16 Julho 2019
Há 50 anos, neste mês, Neil Armstrong deu seus primeiros passos na Lua. Séculos antes, em 1651, o astrônomo jesuíta Giovani Riccioli estava mapeando e nomeando as crateras da Lua que os astronautas um dia veriam pessoalmente. No topo do seu mapa da Lua, Riccioli escreveu: “Nem os homens habitam a Lua, nem as almas migram para lá”. Ele fazia parte de uma longa linhagem de jesuítas que dedicaram suas vidas para questões não referentes apenas às almas, mas também aos asteroides, meteoritos e estrelas.
O comentário é de William Critchley-Menor, SJ, estudante de Filosofia e Estudos Americanos na St. Louis University e membro da Província Centro-Oeste da Companhia de Jesus dos Estados Unidos. O artigo foi publicado por America, 12-07-2019. A tradução é de Moisés Sbardelotto.
Em seu discurso aos jesuítas em sua 35ª Congregação Geral em 2008, o Papa Bento XVI disse: “A Igreja precisa de vocês, confia com vocês (...) para alcançar aqueles lugares físicos e espirituais onde outros não chegam ou têm dificuldade de chegar”. Desde os primeiros dias da Ordem, os jesuítas têm chegado a esses lugares físicos e espirituais – até mesmo ao espaço.
Conquistas astronômicas dos jesuítas ao longo da história (Infográfico: America)
“Ao longo da história da Companhia, os jesuítas foram atores-chave na astronomia”, disse Robert Macke, SJ, especialista em meteoritos que trabalha no Observatório do Vaticano em Roma. As contribuições dos jesuítas para a astronomia são significativas o suficiente a ponto de 34 crateras da Lua e vários asteroides receberem os seus nomes.
De fato, uma das maiores formações de crateras da Lua tem o nome de Christopher Clavius, SJ (1538-1612). Sua genialidade astronômica e matemática desempenhou um papel importante na formação do calendário gregoriano, o sistema de calendário em uso quase universal hoje. Durante a sua vida, ele foi considerado o “Euclides do século XVI” e escreveu livros que foram lidos em todo o mundo.
Entre os que aprenderam com Clavius estava Galileu, com quem ele mantinha uma correspondência significativa. Galileu também se baseava em outros jesuítas. Pascal Scotti, em seu livro “Galileo Revisited”, de 2017, escreve que, “até 1616, os jesuítas haviam sido o maior apoio de Galileu, e, de tempos em tempos, ele se voltava para eles como os faróis da excelência e da integridade científicas em todas as suas dificuldades”.

++++++++++

[Lista de exercícios]:
(1) Repita, palavra por palavra, o trecho do texto sobre os jesuítas e a astronomia que vai de "Conquistas astronômicas dos" até "os seus nomes.".
(2) Dê continuidade ao texto sobre os jesuítas e a astronomia, começando logo após a última frase dele.

[Extrato de dados]:

++++++++++

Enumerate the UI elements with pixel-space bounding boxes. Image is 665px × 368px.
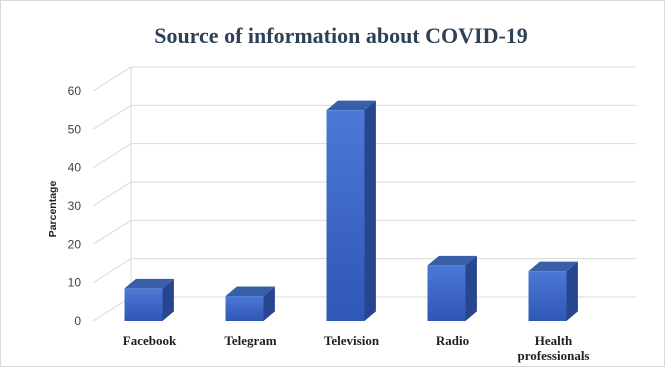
bar-top [124, 278, 174, 289]
bar-front [124, 288, 163, 321]
category-label: Health professionals [518, 333, 590, 363]
bar-side [566, 261, 578, 321]
bar [326, 100, 376, 322]
y-tick-label: 50 [68, 122, 82, 136]
y-tick-labels: 0 10 20 30 40 50 60 [68, 84, 82, 328]
bar [225, 286, 275, 321]
bar [427, 255, 477, 321]
bar [528, 261, 578, 321]
bar-top [225, 286, 275, 297]
y-tick-label: 20 [68, 237, 82, 251]
y-tick-label: 0 [74, 314, 81, 328]
bar-front [326, 110, 365, 322]
bars [124, 100, 578, 322]
bar-side [364, 100, 376, 321]
gridline [92, 66, 636, 92]
grid-layer [92, 66, 636, 322]
y-tick-label: 10 [68, 276, 82, 290]
category-label: Facebook [123, 333, 177, 348]
y-axis-label: Parcentage [47, 181, 59, 238]
category-label: Telegram [224, 333, 276, 348]
bar-front [225, 296, 264, 321]
bar-side [465, 255, 477, 321]
category-label: Television [324, 333, 380, 348]
bar-top [326, 100, 376, 111]
bar [124, 278, 174, 321]
bar-top [427, 255, 477, 266]
bar-front [528, 271, 567, 321]
bar-side [162, 278, 174, 321]
bar-side [263, 286, 275, 321]
category-labels: Facebook Telegram Television Radio Health pro… [123, 333, 590, 363]
bar-front [427, 265, 466, 321]
y-tick-label: 30 [68, 199, 82, 213]
y-tick-label: 60 [68, 84, 82, 98]
chart-title: Source of information about COVID-19 [154, 23, 528, 48]
y-tick-label: 40 [68, 161, 82, 175]
bar-top [528, 261, 578, 272]
category-label: Radio [436, 333, 469, 348]
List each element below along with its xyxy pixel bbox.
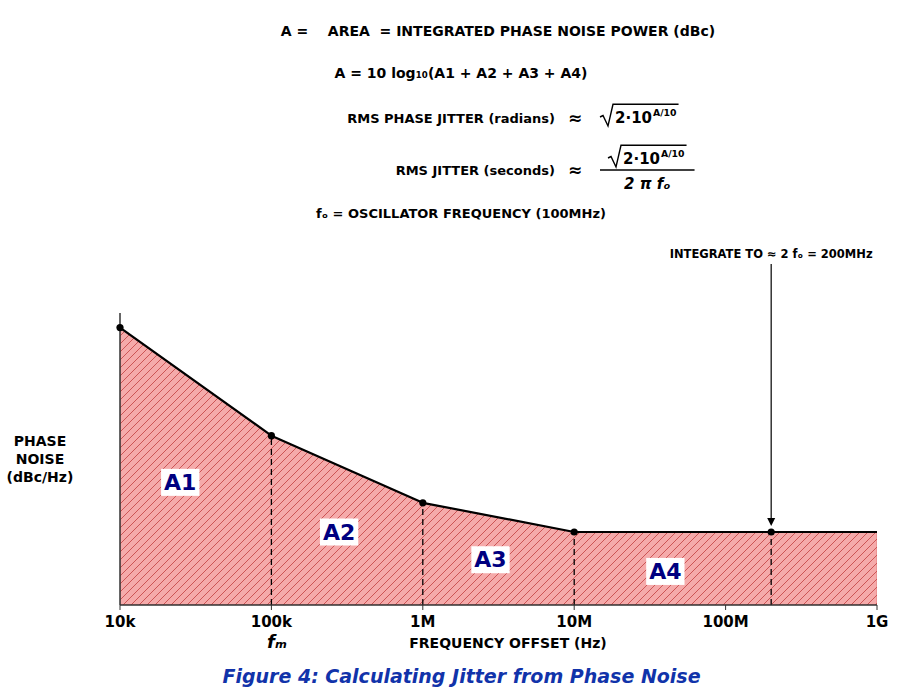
x-tick — [574, 605, 575, 610]
area-label-group: A4 — [646, 558, 684, 585]
area-label-box — [471, 546, 509, 573]
callout: INTEGRATE TO ≈ 2 fₒ = 200MHz — [670, 247, 873, 261]
x-tick-label: 100M — [702, 613, 748, 631]
x-label: FREQUENCY OFFSET (Hz) — [409, 635, 607, 651]
floor-line — [771, 531, 877, 533]
y-label-line: NOISE — [16, 451, 64, 467]
y-label-line: (dBc/Hz) — [7, 469, 74, 485]
area-label: A4 — [649, 559, 681, 584]
dashed-line — [422, 503, 423, 605]
annotation: fₒ = OSCILLATOR FREQUENCY (100MHz) — [316, 206, 606, 221]
x-tick — [725, 605, 726, 610]
area-fill — [120, 328, 877, 605]
plot-area — [120, 328, 877, 605]
annotation: A = 10 log₁₀(A1 + A2 + A3 + A4) — [335, 65, 588, 81]
callout-arrow — [771, 264, 772, 520]
x-tick-label: 10M — [556, 613, 592, 631]
area-label-box — [320, 519, 358, 546]
chart: 10k 100k 1M 10M 100M 1G A1 A2 A3 A4 PHASE NOISE (dBc… — [0, 0, 923, 695]
radical-sign — [600, 104, 679, 126]
callout-arrowhead — [767, 518, 775, 526]
formula-relation: ≈ — [568, 108, 582, 128]
radicand: 2·10 — [623, 150, 660, 168]
area-label-box — [161, 469, 199, 496]
area-label: A2 — [323, 520, 355, 545]
area-label-group: A2 — [320, 519, 358, 546]
x-axis — [120, 604, 877, 606]
point — [571, 528, 578, 535]
exponent: A/10 — [661, 148, 685, 159]
formula-label: RMS PHASE JITTER (radians) — [347, 111, 555, 126]
x-tick — [877, 605, 878, 610]
x-tick-label: 1G — [866, 613, 889, 631]
point — [419, 499, 426, 506]
point — [268, 432, 275, 439]
fraction-line — [600, 169, 695, 171]
dashed-line — [271, 436, 272, 605]
x-symbol: fₘ — [267, 631, 287, 652]
x-tick — [271, 605, 272, 610]
radical-sign — [608, 145, 687, 167]
denominator: 2 π fₒ — [624, 175, 671, 193]
x-tick — [120, 605, 121, 610]
x-tick-label: 10k — [105, 613, 137, 631]
dashed-line — [771, 532, 772, 605]
y-axis — [119, 313, 121, 605]
area-label: A3 — [474, 547, 506, 572]
curve — [120, 328, 771, 532]
area-label-group: A3 — [471, 546, 509, 573]
point — [768, 528, 775, 535]
title: Figure 4: Calculating Jitter from Phase … — [222, 665, 700, 687]
point — [116, 324, 123, 331]
exponent: A/10 — [653, 107, 677, 118]
y-label: PHASE NOISE (dBc/Hz) — [7, 433, 74, 485]
formula: RMS JITTER (seconds) ≈2·10A/10 2 π fₒ — [396, 145, 695, 193]
y-label-line: PHASE — [14, 433, 66, 449]
area-label-box — [646, 558, 684, 585]
formula-relation: ≈ — [568, 160, 582, 180]
x-tick — [422, 605, 423, 610]
area-label-group: A1 — [161, 469, 199, 496]
annotation: A = AREA = INTEGRATED PHASE NOISE POWER … — [281, 23, 715, 39]
dashed-line — [574, 532, 575, 605]
radicand: 2·10 — [615, 109, 652, 127]
formula: RMS PHASE JITTER (radians) ≈2·10A/10 — [347, 104, 678, 128]
area-label: A1 — [164, 470, 196, 495]
x-tick-label: 1M — [410, 613, 435, 631]
x-tick-label: 100k — [251, 613, 293, 631]
formula-label: RMS JITTER (seconds) — [396, 163, 555, 178]
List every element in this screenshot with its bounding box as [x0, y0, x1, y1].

++++++++++

[Respostas em ordem]:
(1)
Conquistas astronômicas dos jesuítas ao longo da história (Infográfico: America)
“Ao longo da história da Companhia, os jesuítas foram atores-chave na astronomia”, disse Robert Macke, SJ, especialista em meteoritos que trabalha no Observatório do Vaticano em Roma. As contribuições dos jesuítas para a astronomia são significativas o suficiente a ponto de 34 crateras da Lua e vários asteroides receberem os seus nomes.

(2)
Mas outro jesuíta, o cardeal Roberto Belarmino, desempenhou um papel fundamental no início do caso Galileu. Belarmino, em nome do Santo Ofício, foi solicitado a informar Galileu de que ele havia sido acusado de heresia. Ele também incentivou Galileu a apresentar o heliocentrismo apenas como uma hipótese ou a fornecer evidências suficientes para provar que a Terra girava em torno do Sol. Galileu, embora estivesse certo, não tinha provas suficientes para satisfazer os padrões da filosofia natural da época.
Mais de um século depois, seria Roger Boscovich, SJ (1711-1787) – físico e astrônomo reconhecido por ter desenvolvido uma teoria precursora da teoria atômica – quem persuadiria o Vaticano a remover as obras de Copérnico, cujas teorias heliocêntricas Galileu defendia, de uma lista de livros proibidos.
Conquistas astronômicas dos jesuítas ao longo da história (Infográfico: America)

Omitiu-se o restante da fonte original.